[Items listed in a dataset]
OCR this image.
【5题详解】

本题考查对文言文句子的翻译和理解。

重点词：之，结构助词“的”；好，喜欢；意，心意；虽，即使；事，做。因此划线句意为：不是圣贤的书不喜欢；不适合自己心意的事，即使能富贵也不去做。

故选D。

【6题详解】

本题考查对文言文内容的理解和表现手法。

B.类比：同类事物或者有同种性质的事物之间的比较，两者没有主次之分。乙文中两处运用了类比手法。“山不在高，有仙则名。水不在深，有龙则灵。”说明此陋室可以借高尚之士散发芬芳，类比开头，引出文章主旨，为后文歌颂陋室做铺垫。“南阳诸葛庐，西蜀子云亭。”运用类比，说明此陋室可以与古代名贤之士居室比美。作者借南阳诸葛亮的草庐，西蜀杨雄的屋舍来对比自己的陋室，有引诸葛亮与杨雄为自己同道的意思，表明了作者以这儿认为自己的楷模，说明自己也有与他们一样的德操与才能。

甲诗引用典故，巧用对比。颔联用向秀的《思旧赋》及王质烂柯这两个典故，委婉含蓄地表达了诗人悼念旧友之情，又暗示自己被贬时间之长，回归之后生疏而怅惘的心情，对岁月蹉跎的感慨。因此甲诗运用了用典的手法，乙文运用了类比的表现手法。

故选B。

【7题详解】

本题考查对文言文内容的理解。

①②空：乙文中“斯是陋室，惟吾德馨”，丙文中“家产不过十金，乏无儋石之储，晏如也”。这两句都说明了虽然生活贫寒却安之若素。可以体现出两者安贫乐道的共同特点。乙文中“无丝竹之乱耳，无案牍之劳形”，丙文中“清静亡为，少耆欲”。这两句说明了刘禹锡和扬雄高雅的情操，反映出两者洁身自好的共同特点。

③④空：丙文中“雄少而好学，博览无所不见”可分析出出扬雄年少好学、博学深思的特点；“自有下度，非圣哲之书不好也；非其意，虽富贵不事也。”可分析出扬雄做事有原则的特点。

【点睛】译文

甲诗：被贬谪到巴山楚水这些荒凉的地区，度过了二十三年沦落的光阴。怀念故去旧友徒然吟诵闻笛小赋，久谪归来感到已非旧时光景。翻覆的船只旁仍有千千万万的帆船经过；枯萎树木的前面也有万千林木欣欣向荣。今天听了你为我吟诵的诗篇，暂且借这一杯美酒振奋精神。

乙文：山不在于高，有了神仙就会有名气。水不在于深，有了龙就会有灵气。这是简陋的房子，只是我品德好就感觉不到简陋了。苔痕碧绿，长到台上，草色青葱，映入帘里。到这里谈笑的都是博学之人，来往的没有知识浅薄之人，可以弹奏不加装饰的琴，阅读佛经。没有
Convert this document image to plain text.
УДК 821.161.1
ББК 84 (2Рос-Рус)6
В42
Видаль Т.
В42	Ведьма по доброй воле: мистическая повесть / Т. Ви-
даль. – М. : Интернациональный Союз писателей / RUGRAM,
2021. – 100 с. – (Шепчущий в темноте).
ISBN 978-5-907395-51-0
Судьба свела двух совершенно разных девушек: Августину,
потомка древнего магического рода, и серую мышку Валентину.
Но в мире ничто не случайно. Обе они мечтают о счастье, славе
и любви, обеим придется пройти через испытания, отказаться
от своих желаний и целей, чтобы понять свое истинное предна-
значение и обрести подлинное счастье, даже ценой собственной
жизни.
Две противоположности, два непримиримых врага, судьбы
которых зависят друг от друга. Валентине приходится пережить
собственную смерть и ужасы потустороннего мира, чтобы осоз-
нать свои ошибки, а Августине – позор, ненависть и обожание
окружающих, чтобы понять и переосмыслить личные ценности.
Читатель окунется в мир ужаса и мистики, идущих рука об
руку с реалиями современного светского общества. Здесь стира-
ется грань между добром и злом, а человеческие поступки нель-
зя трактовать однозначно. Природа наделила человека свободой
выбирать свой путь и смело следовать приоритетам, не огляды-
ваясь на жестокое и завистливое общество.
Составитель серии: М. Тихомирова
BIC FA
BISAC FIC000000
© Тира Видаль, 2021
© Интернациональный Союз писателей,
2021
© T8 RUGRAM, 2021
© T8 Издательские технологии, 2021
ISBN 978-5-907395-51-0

The request
From the material above, gather all lines that include the string "Интернациональный" and copy them.

Full output
даль. – М. : Интернациональный Союз писателей / RUGRAM,
© Интернациональный Союз писателей,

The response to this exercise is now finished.